## Start

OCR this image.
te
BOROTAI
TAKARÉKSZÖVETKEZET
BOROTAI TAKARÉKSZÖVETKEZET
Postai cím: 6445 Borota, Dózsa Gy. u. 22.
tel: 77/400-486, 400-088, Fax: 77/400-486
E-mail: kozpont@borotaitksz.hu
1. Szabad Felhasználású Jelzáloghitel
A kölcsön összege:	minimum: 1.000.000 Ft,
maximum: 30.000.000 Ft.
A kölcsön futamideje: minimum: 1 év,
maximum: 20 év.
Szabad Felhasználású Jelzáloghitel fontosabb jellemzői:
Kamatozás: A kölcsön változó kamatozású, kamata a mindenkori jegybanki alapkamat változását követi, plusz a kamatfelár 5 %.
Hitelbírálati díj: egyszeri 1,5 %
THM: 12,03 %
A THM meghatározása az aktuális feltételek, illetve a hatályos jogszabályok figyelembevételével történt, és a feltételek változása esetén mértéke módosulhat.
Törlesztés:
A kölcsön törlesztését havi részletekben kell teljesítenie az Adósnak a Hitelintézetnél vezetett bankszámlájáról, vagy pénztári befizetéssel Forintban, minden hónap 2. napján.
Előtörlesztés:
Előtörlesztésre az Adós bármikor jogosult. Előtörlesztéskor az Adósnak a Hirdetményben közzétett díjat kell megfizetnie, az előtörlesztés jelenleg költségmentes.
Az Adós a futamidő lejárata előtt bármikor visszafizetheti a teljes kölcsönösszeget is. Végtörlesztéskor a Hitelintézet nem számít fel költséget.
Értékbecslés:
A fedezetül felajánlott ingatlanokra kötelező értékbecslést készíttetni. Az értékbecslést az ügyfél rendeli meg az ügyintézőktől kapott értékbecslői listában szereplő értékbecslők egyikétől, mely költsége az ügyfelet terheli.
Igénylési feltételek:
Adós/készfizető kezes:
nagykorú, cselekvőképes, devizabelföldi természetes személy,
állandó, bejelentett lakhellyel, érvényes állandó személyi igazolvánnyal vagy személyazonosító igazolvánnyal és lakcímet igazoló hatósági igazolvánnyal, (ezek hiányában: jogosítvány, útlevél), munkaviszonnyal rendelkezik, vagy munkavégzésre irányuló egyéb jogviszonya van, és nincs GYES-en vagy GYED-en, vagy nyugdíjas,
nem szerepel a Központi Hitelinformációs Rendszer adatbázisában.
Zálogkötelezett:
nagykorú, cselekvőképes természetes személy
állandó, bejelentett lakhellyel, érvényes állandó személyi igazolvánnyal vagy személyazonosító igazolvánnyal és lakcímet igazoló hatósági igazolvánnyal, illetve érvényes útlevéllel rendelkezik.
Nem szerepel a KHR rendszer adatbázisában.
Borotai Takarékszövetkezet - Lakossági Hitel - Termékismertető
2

## End

— TO DO —
Scan the entries above for the word "Felhasználású" and collect each line holding it.

— REPLY —
1. Szabad Felhasználású Jelzáloghitel
Szabad Felhasználású Jelzáloghitel fontosabb jellemzői:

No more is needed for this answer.